▶ **Rows**
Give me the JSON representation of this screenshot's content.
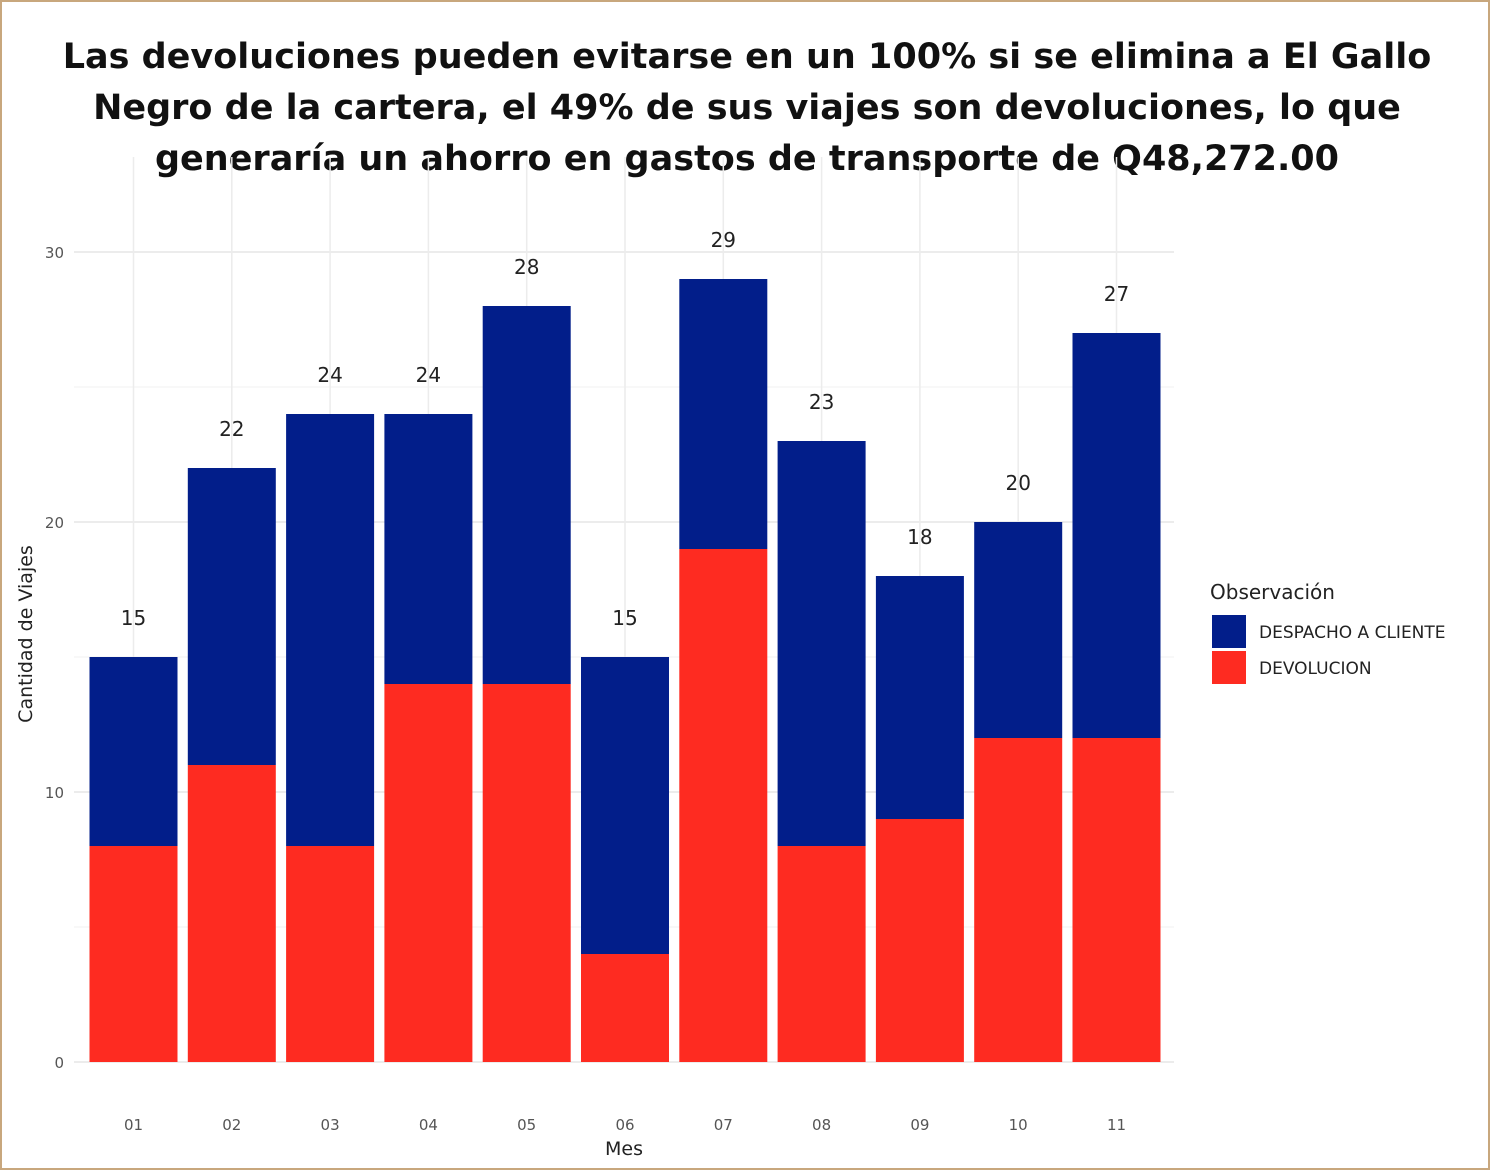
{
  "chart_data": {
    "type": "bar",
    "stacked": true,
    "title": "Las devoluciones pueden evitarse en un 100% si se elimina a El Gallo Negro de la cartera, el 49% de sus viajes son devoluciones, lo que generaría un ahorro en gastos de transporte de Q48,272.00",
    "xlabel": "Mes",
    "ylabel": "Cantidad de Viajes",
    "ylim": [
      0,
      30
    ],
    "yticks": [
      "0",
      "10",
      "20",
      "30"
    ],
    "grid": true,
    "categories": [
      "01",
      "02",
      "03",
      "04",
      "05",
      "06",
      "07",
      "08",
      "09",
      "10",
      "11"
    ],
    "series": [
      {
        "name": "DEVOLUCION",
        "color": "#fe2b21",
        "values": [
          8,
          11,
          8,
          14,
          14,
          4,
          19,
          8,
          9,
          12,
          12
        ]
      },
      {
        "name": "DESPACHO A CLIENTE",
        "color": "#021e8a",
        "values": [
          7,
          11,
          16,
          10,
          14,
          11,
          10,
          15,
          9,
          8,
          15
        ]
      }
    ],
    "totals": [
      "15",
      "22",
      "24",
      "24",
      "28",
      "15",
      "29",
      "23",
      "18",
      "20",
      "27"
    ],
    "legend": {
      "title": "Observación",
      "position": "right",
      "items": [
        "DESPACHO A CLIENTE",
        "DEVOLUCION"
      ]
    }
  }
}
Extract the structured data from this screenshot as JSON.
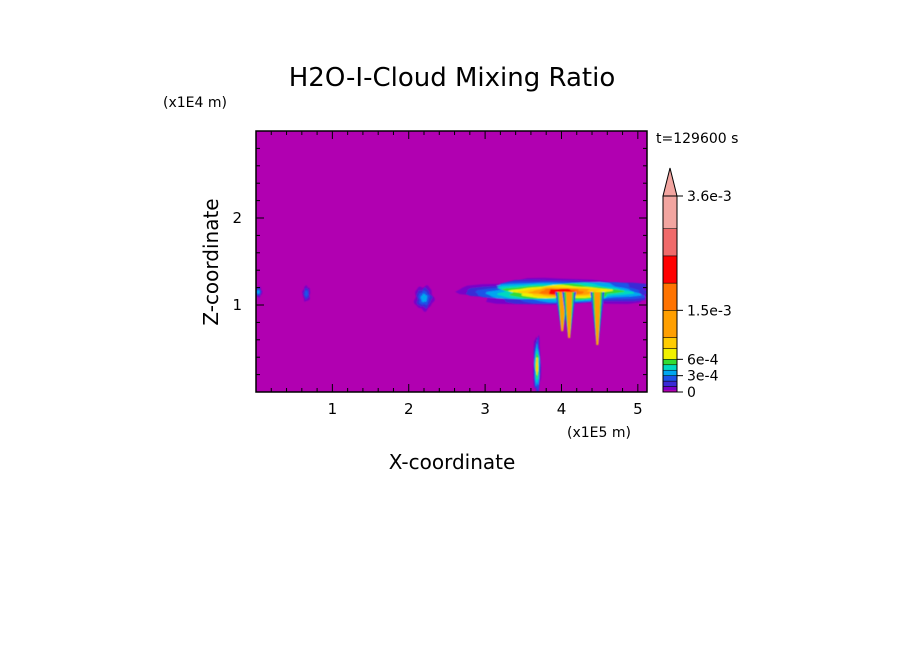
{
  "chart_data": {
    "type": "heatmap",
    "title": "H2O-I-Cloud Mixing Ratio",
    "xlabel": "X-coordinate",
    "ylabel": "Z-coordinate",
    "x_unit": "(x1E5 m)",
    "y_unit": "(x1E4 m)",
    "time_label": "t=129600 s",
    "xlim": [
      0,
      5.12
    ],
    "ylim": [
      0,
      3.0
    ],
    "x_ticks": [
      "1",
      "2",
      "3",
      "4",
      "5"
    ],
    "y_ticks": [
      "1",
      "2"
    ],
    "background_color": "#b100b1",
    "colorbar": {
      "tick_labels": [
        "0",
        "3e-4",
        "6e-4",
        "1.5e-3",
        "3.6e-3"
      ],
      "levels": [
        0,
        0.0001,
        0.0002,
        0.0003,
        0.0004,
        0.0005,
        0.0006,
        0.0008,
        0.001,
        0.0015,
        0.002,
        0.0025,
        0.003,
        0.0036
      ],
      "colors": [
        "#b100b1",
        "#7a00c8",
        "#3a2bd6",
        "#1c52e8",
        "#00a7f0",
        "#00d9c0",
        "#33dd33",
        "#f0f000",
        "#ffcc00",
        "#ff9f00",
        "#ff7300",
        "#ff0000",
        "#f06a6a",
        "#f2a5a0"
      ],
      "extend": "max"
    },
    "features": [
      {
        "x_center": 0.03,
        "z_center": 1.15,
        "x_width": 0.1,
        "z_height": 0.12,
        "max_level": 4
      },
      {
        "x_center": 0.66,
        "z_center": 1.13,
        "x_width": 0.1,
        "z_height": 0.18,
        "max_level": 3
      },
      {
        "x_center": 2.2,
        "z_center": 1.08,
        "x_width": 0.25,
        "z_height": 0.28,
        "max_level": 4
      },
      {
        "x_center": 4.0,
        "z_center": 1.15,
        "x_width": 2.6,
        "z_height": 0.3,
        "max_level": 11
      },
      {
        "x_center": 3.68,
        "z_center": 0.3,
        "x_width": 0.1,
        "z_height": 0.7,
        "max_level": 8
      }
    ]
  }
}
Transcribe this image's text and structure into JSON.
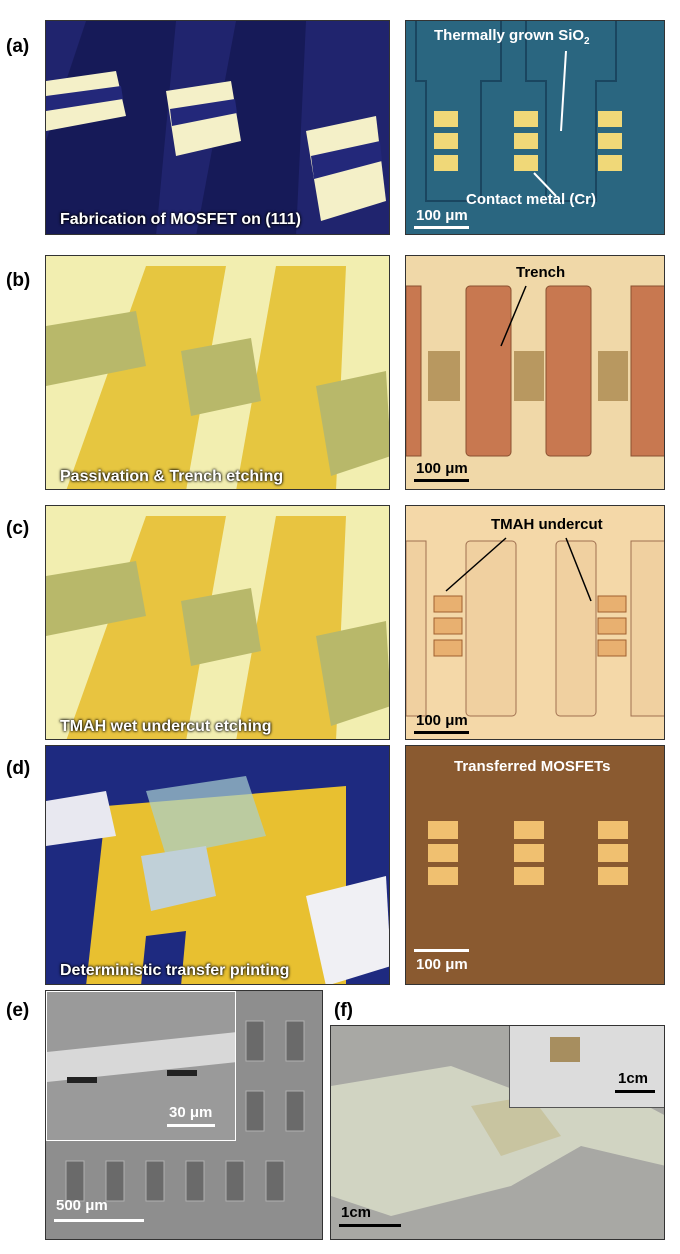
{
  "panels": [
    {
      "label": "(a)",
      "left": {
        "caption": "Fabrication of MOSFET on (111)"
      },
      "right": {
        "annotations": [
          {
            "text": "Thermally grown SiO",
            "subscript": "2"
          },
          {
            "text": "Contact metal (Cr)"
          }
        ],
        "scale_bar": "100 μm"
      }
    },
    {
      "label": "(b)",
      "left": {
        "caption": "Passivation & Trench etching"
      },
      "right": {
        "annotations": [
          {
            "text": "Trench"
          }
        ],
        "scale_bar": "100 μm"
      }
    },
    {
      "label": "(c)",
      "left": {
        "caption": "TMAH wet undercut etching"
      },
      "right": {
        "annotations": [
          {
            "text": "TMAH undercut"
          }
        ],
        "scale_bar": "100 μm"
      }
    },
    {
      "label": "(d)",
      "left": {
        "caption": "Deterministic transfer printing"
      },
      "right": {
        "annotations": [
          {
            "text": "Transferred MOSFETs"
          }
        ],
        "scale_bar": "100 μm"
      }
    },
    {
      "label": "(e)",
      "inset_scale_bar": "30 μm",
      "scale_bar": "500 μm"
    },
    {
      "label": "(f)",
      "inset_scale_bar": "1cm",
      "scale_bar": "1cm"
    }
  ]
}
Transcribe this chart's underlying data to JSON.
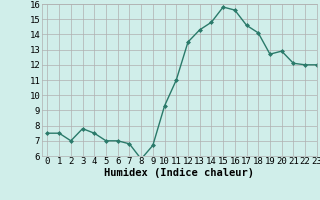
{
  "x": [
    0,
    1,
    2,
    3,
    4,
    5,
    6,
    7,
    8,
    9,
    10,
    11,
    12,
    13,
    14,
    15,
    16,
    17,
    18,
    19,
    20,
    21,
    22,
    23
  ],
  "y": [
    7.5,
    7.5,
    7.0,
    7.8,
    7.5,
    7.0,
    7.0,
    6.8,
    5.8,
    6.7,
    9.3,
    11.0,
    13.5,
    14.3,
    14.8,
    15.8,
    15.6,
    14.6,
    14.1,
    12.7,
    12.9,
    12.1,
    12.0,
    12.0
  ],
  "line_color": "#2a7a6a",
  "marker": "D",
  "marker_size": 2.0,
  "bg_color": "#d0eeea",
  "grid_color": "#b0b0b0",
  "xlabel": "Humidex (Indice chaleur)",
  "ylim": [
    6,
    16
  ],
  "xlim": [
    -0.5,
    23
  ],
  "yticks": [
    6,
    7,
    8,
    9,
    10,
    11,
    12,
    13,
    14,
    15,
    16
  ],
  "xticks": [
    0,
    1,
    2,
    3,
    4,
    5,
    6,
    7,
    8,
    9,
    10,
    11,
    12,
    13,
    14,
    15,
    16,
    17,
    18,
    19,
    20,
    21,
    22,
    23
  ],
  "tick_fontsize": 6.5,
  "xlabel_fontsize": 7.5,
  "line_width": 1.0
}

▶ **Exercise requirements**
Pictures stay out of the copy; please restate every record above exactly.

▶ **Written reply**
Give me the JSON representation of this screenshot's content.
{
  "chart_data": {
    "type": "bar",
    "stacked": true,
    "title": "Las devoluciones pueden evitarse en un 100% si se elimina a El Gallo Negro de la cartera, el 49% de sus viajes son devoluciones, lo que generaría un ahorro en gastos de transporte de Q48,272.00",
    "xlabel": "Mes",
    "ylabel": "Cantidad de Viajes",
    "ylim": [
      0,
      30
    ],
    "yticks": [
      "0",
      "10",
      "20",
      "30"
    ],
    "grid": true,
    "categories": [
      "01",
      "02",
      "03",
      "04",
      "05",
      "06",
      "07",
      "08",
      "09",
      "10",
      "11"
    ],
    "series": [
      {
        "name": "DEVOLUCION",
        "color": "#fe2b21",
        "values": [
          8,
          11,
          8,
          14,
          14,
          4,
          19,
          8,
          9,
          12,
          12
        ]
      },
      {
        "name": "DESPACHO A CLIENTE",
        "color": "#021e8a",
        "values": [
          7,
          11,
          16,
          10,
          14,
          11,
          10,
          15,
          9,
          8,
          15
        ]
      }
    ],
    "totals": [
      "15",
      "22",
      "24",
      "24",
      "28",
      "15",
      "29",
      "23",
      "18",
      "20",
      "27"
    ],
    "legend": {
      "title": "Observación",
      "position": "right",
      "items": [
        "DESPACHO A CLIENTE",
        "DEVOLUCION"
      ]
    }
  }
}
Extract the structured data from this screenshot as JSON.
{
  "chart_data": {
    "type": "heatmap",
    "title": "H2O-I-Cloud Mixing Ratio",
    "xlabel": "X-coordinate",
    "ylabel": "Z-coordinate",
    "x_unit": "(x1E5 m)",
    "y_unit": "(x1E4 m)",
    "time_label": "t=129600 s",
    "xlim": [
      0,
      5.12
    ],
    "ylim": [
      0,
      3.0
    ],
    "x_ticks": [
      "1",
      "2",
      "3",
      "4",
      "5"
    ],
    "y_ticks": [
      "1",
      "2"
    ],
    "background_color": "#b100b1",
    "colorbar": {
      "tick_labels": [
        "0",
        "3e-4",
        "6e-4",
        "1.5e-3",
        "3.6e-3"
      ],
      "levels": [
        0,
        0.0001,
        0.0002,
        0.0003,
        0.0004,
        0.0005,
        0.0006,
        0.0008,
        0.001,
        0.0015,
        0.002,
        0.0025,
        0.003,
        0.0036
      ],
      "colors": [
        "#b100b1",
        "#7a00c8",
        "#3a2bd6",
        "#1c52e8",
        "#00a7f0",
        "#00d9c0",
        "#33dd33",
        "#f0f000",
        "#ffcc00",
        "#ff9f00",
        "#ff7300",
        "#ff0000",
        "#f06a6a",
        "#f2a5a0"
      ],
      "extend": "max"
    },
    "features": [
      {
        "x_center": 0.03,
        "z_center": 1.15,
        "x_width": 0.1,
        "z_height": 0.12,
        "max_level": 4
      },
      {
        "x_center": 0.66,
        "z_center": 1.13,
        "x_width": 0.1,
        "z_height": 0.18,
        "max_level": 3
      },
      {
        "x_center": 2.2,
        "z_center": 1.08,
        "x_width": 0.25,
        "z_height": 0.28,
        "max_level": 4
      },
      {
        "x_center": 4.0,
        "z_center": 1.15,
        "x_width": 2.6,
        "z_height": 0.3,
        "max_level": 11
      },
      {
        "x_center": 3.68,
        "z_center": 0.3,
        "x_width": 0.1,
        "z_height": 0.7,
        "max_level": 8
      }
    ]
  }
}
Transcribe this image's text and structure into JSON.
{
  "panels": [
    {
      "label": "(a)",
      "left": {
        "caption": "Fabrication of MOSFET on (111)"
      },
      "right": {
        "annotations": [
          {
            "text": "Thermally grown SiO",
            "subscript": "2"
          },
          {
            "text": "Contact metal (Cr)"
          }
        ],
        "scale_bar": "100 μm"
      }
    },
    {
      "label": "(b)",
      "left": {
        "caption": "Passivation & Trench etching"
      },
      "right": {
        "annotations": [
          {
            "text": "Trench"
          }
        ],
        "scale_bar": "100 μm"
      }
    },
    {
      "label": "(c)",
      "left": {
        "caption": "TMAH wet undercut etching"
      },
      "right": {
        "annotations": [
          {
            "text": "TMAH undercut"
          }
        ],
        "scale_bar": "100 μm"
      }
    },
    {
      "label": "(d)",
      "left": {
        "caption": "Deterministic transfer printing"
      },
      "right": {
        "annotations": [
          {
            "text": "Transferred MOSFETs"
          }
        ],
        "scale_bar": "100 μm"
      }
    },
    {
      "label": "(e)",
      "inset_scale_bar": "30 μm",
      "scale_bar": "500 μm"
    },
    {
      "label": "(f)",
      "inset_scale_bar": "1cm",
      "scale_bar": "1cm"
    }
  ]
}
Transcribe this chart's underlying data to JSON.
{
  "x": [
    0,
    1,
    2,
    3,
    4,
    5,
    6,
    7,
    8,
    9,
    10,
    11,
    12,
    13,
    14,
    15,
    16,
    17,
    18,
    19,
    20,
    21,
    22,
    23
  ],
  "y": [
    7.5,
    7.5,
    7.0,
    7.8,
    7.5,
    7.0,
    7.0,
    6.8,
    5.8,
    6.7,
    9.3,
    11.0,
    13.5,
    14.3,
    14.8,
    15.8,
    15.6,
    14.6,
    14.1,
    12.7,
    12.9,
    12.1,
    12.0,
    12.0
  ],
  "line_color": "#2a7a6a",
  "marker": "D",
  "marker_size": 2.0,
  "bg_color": "#d0eeea",
  "grid_color": "#b0b0b0",
  "xlabel": "Humidex (Indice chaleur)",
  "ylim": [
    6,
    16
  ],
  "xlim": [
    -0.5,
    23
  ],
  "yticks": [
    6,
    7,
    8,
    9,
    10,
    11,
    12,
    13,
    14,
    15,
    16
  ],
  "xticks": [
    0,
    1,
    2,
    3,
    4,
    5,
    6,
    7,
    8,
    9,
    10,
    11,
    12,
    13,
    14,
    15,
    16,
    17,
    18,
    19,
    20,
    21,
    22,
    23
  ],
  "tick_fontsize": 6.5,
  "xlabel_fontsize": 7.5,
  "line_width": 1.0
}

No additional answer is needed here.